* **EXTRACTED DATA**
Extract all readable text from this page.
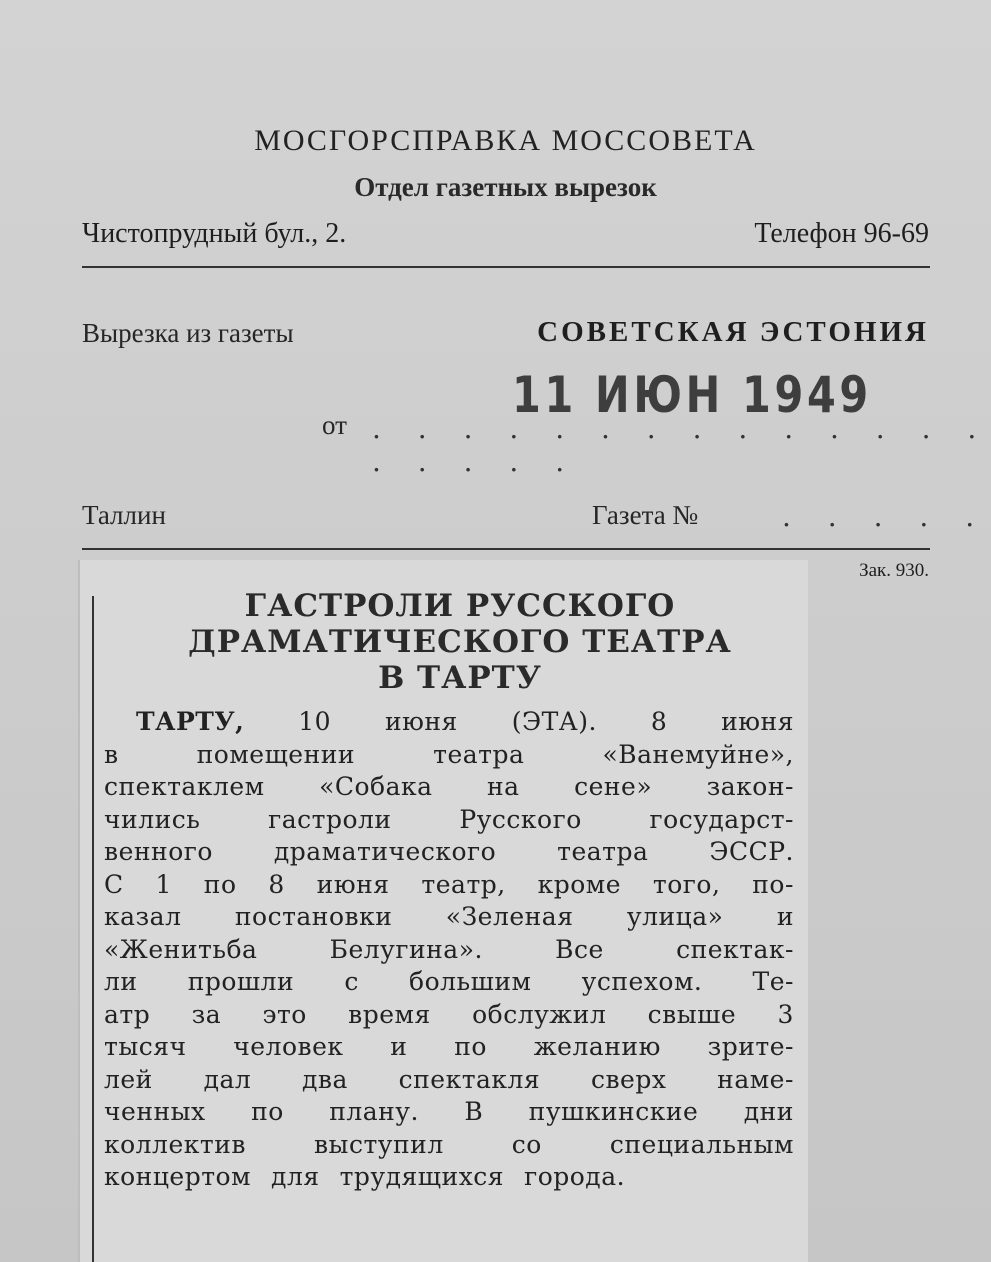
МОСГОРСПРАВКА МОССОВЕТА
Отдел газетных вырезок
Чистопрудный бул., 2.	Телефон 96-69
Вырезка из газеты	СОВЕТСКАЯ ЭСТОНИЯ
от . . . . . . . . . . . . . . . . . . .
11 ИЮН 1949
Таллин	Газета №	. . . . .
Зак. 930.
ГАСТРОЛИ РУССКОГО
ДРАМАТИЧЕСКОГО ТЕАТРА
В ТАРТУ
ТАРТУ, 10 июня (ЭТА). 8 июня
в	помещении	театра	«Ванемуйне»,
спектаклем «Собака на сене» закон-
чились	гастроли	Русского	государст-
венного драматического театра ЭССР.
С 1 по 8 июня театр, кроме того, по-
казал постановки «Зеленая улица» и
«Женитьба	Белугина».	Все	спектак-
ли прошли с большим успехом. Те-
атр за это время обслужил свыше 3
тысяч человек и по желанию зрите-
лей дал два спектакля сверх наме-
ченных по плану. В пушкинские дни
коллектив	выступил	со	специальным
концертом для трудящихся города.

==

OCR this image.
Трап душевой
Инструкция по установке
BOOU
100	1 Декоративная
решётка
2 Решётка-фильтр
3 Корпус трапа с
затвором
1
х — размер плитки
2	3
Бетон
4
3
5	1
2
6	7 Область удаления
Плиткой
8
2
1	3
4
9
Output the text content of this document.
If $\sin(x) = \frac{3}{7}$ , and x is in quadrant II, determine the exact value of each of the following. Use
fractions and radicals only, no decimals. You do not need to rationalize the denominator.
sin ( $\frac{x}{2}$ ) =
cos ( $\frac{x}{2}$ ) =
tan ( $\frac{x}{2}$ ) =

* **GIVEN REQUEST**
Lines containing the word "this" must all be returned from the material above.

* **WRITTEN REPLY**
Extract all readable text from this page.
OCR this image.
Output the text content of this document.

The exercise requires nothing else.